What the exercise asks: Extract the records below word for word and ignore the images.

Entries provided:
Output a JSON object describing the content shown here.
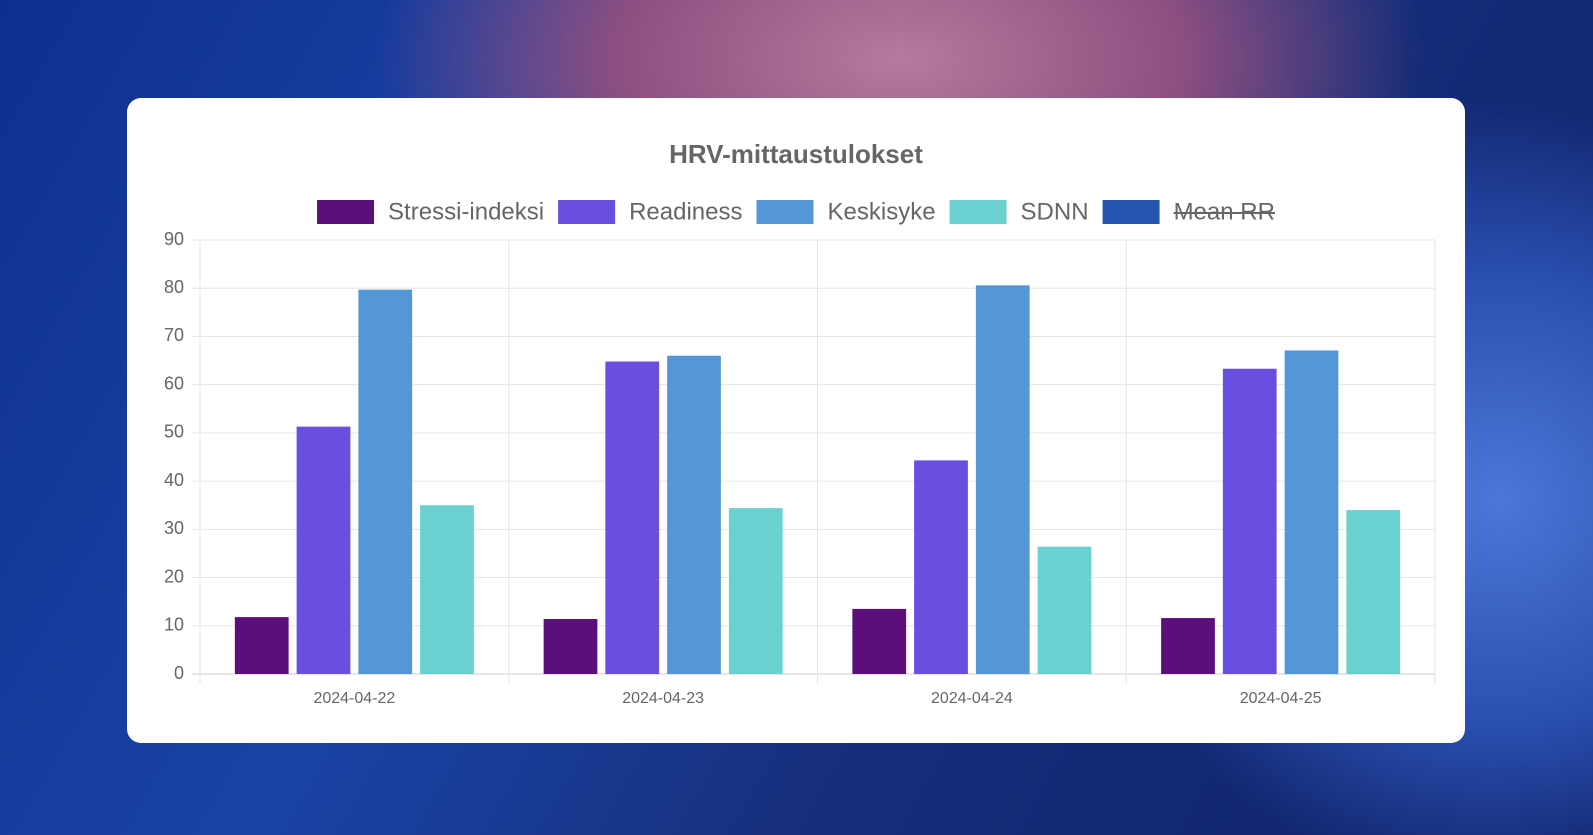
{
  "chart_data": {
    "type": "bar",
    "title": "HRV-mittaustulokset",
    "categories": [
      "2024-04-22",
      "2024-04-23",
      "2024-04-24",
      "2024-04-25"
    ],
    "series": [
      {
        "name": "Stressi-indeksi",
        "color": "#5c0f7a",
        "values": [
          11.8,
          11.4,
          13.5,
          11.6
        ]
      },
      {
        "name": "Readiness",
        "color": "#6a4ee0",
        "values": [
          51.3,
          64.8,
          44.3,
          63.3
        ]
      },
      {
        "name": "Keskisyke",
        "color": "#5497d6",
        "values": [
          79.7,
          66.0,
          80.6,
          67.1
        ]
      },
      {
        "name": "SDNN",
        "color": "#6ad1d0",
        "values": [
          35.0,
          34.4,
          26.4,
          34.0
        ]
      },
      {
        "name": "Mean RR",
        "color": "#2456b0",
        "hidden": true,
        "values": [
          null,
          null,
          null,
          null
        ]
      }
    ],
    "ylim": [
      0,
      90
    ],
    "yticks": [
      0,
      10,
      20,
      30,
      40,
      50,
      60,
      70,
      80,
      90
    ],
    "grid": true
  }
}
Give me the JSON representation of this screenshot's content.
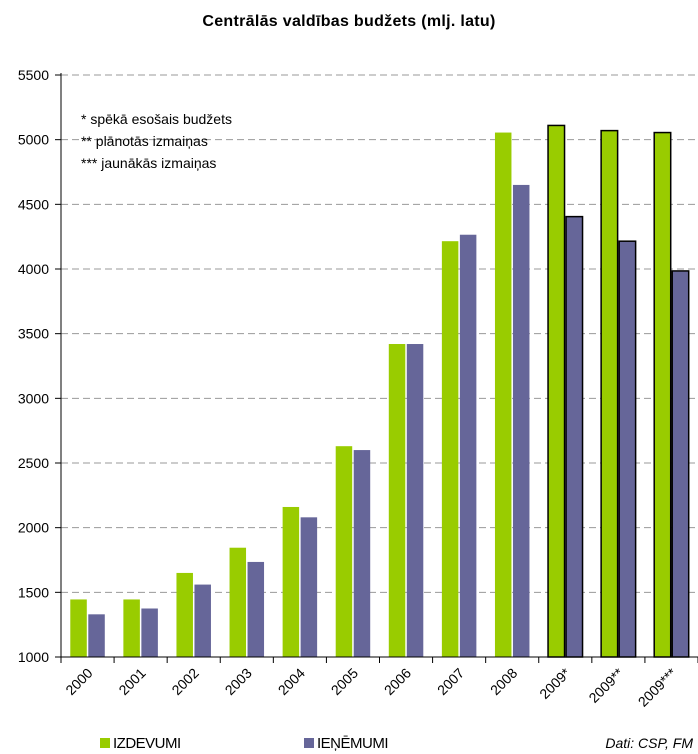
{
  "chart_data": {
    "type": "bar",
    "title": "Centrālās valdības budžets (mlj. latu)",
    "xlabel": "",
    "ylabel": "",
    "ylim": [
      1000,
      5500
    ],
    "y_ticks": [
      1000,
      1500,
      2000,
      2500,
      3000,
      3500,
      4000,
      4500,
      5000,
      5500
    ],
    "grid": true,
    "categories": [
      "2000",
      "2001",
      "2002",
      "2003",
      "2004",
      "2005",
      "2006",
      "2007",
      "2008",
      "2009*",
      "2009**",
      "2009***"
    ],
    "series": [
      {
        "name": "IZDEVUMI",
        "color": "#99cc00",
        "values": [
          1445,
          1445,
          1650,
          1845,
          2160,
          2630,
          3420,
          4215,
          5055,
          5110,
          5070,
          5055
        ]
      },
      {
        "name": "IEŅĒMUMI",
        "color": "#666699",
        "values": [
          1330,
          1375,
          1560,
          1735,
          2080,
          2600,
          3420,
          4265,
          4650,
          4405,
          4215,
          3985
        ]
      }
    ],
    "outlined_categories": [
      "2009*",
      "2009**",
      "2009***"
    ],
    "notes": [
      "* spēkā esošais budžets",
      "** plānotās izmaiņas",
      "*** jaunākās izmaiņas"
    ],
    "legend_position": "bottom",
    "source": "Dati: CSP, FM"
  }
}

Result below:
Output a JSON object describing the content shown here.
{
  "chart_data": {
    "type": "bar",
    "title": "HRV-mittaustulokset",
    "categories": [
      "2024-04-22",
      "2024-04-23",
      "2024-04-24",
      "2024-04-25"
    ],
    "series": [
      {
        "name": "Stressi-indeksi",
        "color": "#5c0f7a",
        "values": [
          11.8,
          11.4,
          13.5,
          11.6
        ]
      },
      {
        "name": "Readiness",
        "color": "#6a4ee0",
        "values": [
          51.3,
          64.8,
          44.3,
          63.3
        ]
      },
      {
        "name": "Keskisyke",
        "color": "#5497d6",
        "values": [
          79.7,
          66.0,
          80.6,
          67.1
        ]
      },
      {
        "name": "SDNN",
        "color": "#6ad1d0",
        "values": [
          35.0,
          34.4,
          26.4,
          34.0
        ]
      },
      {
        "name": "Mean RR",
        "color": "#2456b0",
        "hidden": true,
        "values": [
          null,
          null,
          null,
          null
        ]
      }
    ],
    "ylim": [
      0,
      90
    ],
    "yticks": [
      0,
      10,
      20,
      30,
      40,
      50,
      60,
      70,
      80,
      90
    ],
    "grid": true
  }
}
Give me the JSON representation of this screenshot's content.
{
  "chart_data": {
    "type": "bar",
    "title": "Centrālās valdības budžets (mlj. latu)",
    "xlabel": "",
    "ylabel": "",
    "ylim": [
      1000,
      5500
    ],
    "y_ticks": [
      1000,
      1500,
      2000,
      2500,
      3000,
      3500,
      4000,
      4500,
      5000,
      5500
    ],
    "grid": true,
    "categories": [
      "2000",
      "2001",
      "2002",
      "2003",
      "2004",
      "2005",
      "2006",
      "2007",
      "2008",
      "2009*",
      "2009**",
      "2009***"
    ],
    "series": [
      {
        "name": "IZDEVUMI",
        "color": "#99cc00",
        "values": [
          1445,
          1445,
          1650,
          1845,
          2160,
          2630,
          3420,
          4215,
          5055,
          5110,
          5070,
          5055
        ]
      },
      {
        "name": "IEŅĒMUMI",
        "color": "#666699",
        "values": [
          1330,
          1375,
          1560,
          1735,
          2080,
          2600,
          3420,
          4265,
          4650,
          4405,
          4215,
          3985
        ]
      }
    ],
    "outlined_categories": [
      "2009*",
      "2009**",
      "2009***"
    ],
    "notes": [
      "* spēkā esošais budžets",
      "** plānotās izmaiņas",
      "*** jaunākās izmaiņas"
    ],
    "legend_position": "bottom",
    "source": "Dati: CSP, FM"
  }
}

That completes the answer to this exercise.